Problem details: Extract each line holding the word "Annualized" from the entries.

Data shown:
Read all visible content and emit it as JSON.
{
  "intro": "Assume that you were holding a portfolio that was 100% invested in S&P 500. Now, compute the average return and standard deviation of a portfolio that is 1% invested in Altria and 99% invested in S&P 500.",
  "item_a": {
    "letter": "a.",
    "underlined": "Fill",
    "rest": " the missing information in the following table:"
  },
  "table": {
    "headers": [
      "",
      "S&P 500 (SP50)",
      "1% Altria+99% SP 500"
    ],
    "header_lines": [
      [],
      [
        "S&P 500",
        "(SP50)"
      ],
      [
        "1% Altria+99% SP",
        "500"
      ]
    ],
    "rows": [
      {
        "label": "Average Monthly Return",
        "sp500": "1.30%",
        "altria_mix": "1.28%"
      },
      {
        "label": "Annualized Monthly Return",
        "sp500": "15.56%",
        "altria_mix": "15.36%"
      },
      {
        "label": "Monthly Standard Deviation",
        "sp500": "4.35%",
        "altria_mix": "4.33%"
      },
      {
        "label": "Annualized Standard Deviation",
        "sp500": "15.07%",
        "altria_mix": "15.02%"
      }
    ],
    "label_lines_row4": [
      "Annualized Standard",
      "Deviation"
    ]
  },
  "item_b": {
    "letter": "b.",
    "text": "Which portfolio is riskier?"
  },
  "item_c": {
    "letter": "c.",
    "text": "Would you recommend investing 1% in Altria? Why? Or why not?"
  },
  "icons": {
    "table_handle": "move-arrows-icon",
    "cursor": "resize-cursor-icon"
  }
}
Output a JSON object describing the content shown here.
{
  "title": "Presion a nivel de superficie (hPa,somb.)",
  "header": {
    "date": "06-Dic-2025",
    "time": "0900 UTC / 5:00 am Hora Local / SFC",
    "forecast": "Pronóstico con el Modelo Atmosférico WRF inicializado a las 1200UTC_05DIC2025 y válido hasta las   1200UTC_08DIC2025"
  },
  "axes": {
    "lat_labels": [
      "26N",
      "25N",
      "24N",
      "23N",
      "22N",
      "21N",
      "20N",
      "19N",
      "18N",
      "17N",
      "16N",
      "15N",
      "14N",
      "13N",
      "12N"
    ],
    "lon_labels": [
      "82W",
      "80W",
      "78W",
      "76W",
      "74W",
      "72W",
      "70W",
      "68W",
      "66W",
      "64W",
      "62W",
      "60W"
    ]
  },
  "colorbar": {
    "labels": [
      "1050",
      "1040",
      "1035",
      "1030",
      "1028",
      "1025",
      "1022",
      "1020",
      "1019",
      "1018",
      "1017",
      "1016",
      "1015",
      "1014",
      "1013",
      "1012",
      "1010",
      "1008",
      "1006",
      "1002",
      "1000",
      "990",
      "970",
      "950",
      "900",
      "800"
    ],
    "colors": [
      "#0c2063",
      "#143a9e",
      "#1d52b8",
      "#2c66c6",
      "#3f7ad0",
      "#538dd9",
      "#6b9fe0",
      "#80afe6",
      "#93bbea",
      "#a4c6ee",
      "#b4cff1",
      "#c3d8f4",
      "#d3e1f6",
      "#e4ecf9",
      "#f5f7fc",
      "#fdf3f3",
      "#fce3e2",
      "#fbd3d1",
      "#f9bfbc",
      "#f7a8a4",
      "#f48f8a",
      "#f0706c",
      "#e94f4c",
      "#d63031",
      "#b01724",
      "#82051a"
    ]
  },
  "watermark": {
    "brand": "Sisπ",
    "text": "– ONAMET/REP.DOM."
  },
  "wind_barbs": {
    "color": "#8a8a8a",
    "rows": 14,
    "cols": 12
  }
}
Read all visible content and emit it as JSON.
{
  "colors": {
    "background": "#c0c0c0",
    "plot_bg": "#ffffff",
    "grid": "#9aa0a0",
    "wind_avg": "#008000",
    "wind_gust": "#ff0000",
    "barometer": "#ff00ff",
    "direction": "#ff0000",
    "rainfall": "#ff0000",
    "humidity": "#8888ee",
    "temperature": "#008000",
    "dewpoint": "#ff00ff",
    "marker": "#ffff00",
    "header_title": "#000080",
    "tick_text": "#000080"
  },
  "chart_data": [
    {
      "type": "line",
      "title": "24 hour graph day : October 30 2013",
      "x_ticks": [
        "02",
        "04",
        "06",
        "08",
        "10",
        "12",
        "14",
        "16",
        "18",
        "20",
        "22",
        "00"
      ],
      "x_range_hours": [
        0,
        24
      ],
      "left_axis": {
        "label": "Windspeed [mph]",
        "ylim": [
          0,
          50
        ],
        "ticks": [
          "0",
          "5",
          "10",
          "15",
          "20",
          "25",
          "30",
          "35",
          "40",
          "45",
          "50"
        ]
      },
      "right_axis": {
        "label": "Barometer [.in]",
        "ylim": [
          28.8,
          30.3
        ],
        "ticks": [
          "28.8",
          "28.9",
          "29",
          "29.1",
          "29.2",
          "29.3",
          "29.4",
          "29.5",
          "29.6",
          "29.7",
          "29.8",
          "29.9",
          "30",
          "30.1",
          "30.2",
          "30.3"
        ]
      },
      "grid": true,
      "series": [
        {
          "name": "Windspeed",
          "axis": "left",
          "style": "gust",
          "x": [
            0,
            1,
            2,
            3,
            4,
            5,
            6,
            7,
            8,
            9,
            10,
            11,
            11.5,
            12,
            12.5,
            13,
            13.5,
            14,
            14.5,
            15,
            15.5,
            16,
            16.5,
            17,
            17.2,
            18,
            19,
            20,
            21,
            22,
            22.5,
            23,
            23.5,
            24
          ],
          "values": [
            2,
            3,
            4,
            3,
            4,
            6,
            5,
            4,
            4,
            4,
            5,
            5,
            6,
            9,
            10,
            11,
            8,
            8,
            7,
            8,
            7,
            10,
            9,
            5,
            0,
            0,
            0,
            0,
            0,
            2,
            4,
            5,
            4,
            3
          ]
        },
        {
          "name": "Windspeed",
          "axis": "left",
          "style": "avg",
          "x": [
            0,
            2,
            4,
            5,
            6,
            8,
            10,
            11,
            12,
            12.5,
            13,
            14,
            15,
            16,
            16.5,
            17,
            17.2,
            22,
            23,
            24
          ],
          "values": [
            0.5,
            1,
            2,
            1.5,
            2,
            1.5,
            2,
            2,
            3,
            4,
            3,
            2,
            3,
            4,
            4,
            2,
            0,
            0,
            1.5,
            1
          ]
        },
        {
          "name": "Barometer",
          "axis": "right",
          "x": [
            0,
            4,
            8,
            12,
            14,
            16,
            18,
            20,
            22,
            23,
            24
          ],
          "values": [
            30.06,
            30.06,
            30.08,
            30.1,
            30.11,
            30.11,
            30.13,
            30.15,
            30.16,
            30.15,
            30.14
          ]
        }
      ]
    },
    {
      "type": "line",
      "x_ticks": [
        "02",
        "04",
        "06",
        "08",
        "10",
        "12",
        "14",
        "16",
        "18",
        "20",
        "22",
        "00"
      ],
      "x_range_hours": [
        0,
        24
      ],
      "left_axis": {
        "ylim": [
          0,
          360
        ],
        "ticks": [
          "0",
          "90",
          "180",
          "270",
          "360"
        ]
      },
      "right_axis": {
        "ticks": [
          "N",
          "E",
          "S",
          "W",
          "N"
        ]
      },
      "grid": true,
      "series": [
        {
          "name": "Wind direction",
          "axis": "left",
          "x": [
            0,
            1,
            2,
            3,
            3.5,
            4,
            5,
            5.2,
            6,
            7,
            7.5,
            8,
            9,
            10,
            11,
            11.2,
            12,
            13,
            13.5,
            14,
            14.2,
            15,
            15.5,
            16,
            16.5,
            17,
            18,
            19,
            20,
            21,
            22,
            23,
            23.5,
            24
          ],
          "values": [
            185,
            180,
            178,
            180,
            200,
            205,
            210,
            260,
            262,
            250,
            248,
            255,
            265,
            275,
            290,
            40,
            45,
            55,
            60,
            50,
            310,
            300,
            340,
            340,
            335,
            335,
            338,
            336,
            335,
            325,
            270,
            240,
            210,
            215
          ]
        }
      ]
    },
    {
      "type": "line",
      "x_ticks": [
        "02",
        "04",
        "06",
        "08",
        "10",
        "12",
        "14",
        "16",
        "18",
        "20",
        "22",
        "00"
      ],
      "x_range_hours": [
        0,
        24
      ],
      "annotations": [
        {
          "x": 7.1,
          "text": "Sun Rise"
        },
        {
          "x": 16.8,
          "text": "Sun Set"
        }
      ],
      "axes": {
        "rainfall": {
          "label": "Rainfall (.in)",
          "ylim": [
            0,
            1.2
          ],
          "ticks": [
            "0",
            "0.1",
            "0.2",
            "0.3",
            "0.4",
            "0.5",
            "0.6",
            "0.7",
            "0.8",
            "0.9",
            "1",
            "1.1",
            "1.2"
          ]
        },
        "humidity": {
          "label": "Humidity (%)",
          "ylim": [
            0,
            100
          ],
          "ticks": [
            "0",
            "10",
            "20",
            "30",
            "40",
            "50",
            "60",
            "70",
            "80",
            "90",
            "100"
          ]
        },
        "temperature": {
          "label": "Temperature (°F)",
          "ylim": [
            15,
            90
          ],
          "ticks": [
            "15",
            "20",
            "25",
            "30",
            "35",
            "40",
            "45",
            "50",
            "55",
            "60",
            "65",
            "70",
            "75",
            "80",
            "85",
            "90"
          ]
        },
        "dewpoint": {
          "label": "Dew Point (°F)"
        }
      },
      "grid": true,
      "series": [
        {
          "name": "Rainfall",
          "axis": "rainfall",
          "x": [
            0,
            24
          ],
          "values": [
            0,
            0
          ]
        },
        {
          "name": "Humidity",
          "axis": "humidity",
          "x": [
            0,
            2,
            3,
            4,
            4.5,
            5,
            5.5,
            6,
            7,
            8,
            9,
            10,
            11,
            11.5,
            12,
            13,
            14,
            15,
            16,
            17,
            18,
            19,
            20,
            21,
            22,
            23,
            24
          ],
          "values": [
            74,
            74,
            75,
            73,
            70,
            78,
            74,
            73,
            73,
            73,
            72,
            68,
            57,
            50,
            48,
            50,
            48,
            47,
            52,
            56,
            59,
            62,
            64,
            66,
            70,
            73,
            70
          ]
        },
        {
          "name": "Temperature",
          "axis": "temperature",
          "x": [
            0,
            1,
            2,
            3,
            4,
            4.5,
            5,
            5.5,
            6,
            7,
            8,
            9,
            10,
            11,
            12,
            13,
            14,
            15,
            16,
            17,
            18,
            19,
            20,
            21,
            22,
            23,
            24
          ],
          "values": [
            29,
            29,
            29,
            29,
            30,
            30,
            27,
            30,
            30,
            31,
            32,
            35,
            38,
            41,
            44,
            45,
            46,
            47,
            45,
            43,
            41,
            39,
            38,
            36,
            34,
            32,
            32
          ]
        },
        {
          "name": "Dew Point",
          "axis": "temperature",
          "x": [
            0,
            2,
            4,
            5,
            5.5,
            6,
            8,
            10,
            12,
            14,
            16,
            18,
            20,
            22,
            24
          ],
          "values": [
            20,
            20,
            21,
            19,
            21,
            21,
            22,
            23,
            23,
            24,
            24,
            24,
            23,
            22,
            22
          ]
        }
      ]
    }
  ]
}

Complete response:
        "label": "Annualized Monthly Return",
        "label": "Annualized Standard Deviation",
      "Annualized Standard",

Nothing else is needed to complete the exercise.